* _Exercise requirements_: Output the material exactly, but drop every image it holds.

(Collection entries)

+===+

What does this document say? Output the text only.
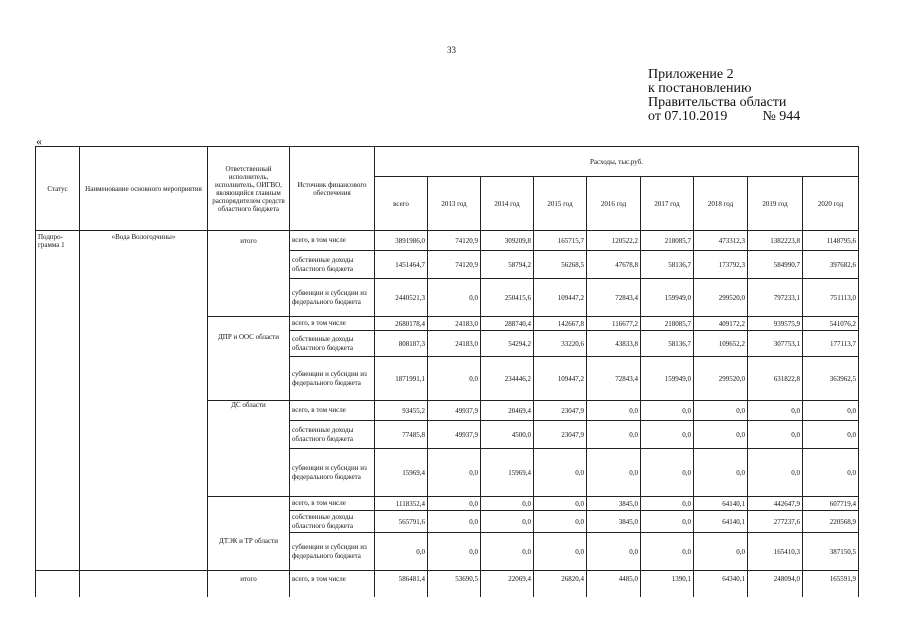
33
Приложение 2
к постановлению
Правительства области
от 07.10.2019	№ 944
«
Статус	Наименование основного мероприятия	Ответственный исполнитель, исполнитель, ОИГВО, являющийся главным распорядителем средств областного бюджета	Источник финансового обеспечения	Расходы, тыс.руб.								
				всего	2013 год	2014 год	2015 год	2016 год	2017 год	2018 год	2019 год	2020 год
Подпро-грамма 1	«Вода Вологодчины»	итого	всего, в том числе	3891986,0	74120,9	309209,8	165715,7	120522,2	218085,7	473312,3	1382223,8	1148795,6
			собственные доходы областного бюджета	1451464,7	74120,9	58794,2	56268,5	47678,8	58136,7	173792,3	584990,7	397682,6
			субвенции и субсидии из федерального бюджета	2440521,3	0,0	250415,6	109447,2	72843,4	159949,0	299520,0	797233,1	751113,0
		ДПР и ООС области	всего, в том числе	2680178,4	24183,0	288740,4	142667,8	116677,2	218085,7	409172,2	939575,9	541076,2
			собственные доходы областного бюджета	808187,3	24183,0	54294,2	33220,6	43833,8	58136,7	109652,2	307753,1	177113,7
			субвенции и субсидии из федерального бюджета	1871991,1	0,0	234446,2	109447,2	72843,4	159949,0	299520,0	631822,8	363962,5
		ДС области	всего, в том числе	93455,2	49937,9	20469,4	23047,9	0,0	0,0	0,0	0,0	0,0
			собственные доходы областного бюджета	77485,8	49937,9	4500,0	23047,9	0,0	0,0	0,0	0,0	0,0
			субвенции и субсидии из федерального бюджета	15969,4	0,0	15969,4	0,0	0,0	0,0	0,0	0,0	0,0
		ДТЭК и ТР области	всего, в том числе	1118352,4	0,0	0,0	0,0	3845,0	0,0	64140,1	442647,9	607719,4
			собственные доходы областного бюджета	565791,6	0,0	0,0	0,0	3845,0	0,0	64140,1	277237,6	220568,9
			субвенции и субсидии из федерального бюджета	0,0	0,0	0,0	0,0	0,0	0,0	0,0	165410,3	387150,5
		итого	всего, в том числе	586481,4	53690,5	22069,4	26820,4	4485,0	1390,1	64340,1	248094,0	165591,9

+===+

* _Problem solution_:
What does this document say? Output the text only.
33
Приложение 2
к постановлению
Правительства области
от 07.10.2019	№ 944
«
Статус	Наименование основного мероприятия	Ответственный исполнитель, исполнитель, ОИГВО, являющийся главным распорядителем средств областного бюджета	Источник финансового обеспечения	Расходы, тыс.руб.								
				всего	2013 год	2014 год	2015 год	2016 год	2017 год	2018 год	2019 год	2020 год
Подпро-грамма 1	«Вода Вологодчины»	итого	всего, в том числе	3891986,0	74120,9	309209,8	165715,7	120522,2	218085,7	473312,3	1382223,8	1148795,6
			собственные доходы областного бюджета	1451464,7	74120,9	58794,2	56268,5	47678,8	58136,7	173792,3	584990,7	397682,6
			субвенции и субсидии из федерального бюджета	2440521,3	0,0	250415,6	109447,2	72843,4	159949,0	299520,0	797233,1	751113,0
		ДПР и ООС области	всего, в том числе	2680178,4	24183,0	288740,4	142667,8	116677,2	218085,7	409172,2	939575,9	541076,2
			собственные доходы областного бюджета	808187,3	24183,0	54294,2	33220,6	43833,8	58136,7	109652,2	307753,1	177113,7
			субвенции и субсидии из федерального бюджета	1871991,1	0,0	234446,2	109447,2	72843,4	159949,0	299520,0	631822,8	363962,5
		ДС области	всего, в том числе	93455,2	49937,9	20469,4	23047,9	0,0	0,0	0,0	0,0	0,0
			собственные доходы областного бюджета	77485,8	49937,9	4500,0	23047,9	0,0	0,0	0,0	0,0	0,0
			субвенции и субсидии из федерального бюджета	15969,4	0,0	15969,4	0,0	0,0	0,0	0,0	0,0	0,0
		ДТЭК и ТР области	всего, в том числе	1118352,4	0,0	0,0	0,0	3845,0	0,0	64140,1	442647,9	607719,4
			собственные доходы областного бюджета	565791,6	0,0	0,0	0,0	3845,0	0,0	64140,1	277237,6	220568,9
			субвенции и субсидии из федерального бюджета	0,0	0,0	0,0	0,0	0,0	0,0	0,0	165410,3	387150,5
		итого	всего, в том числе	586481,4	53690,5	22069,4	26820,4	4485,0	1390,1	64340,1	248094,0	165591,9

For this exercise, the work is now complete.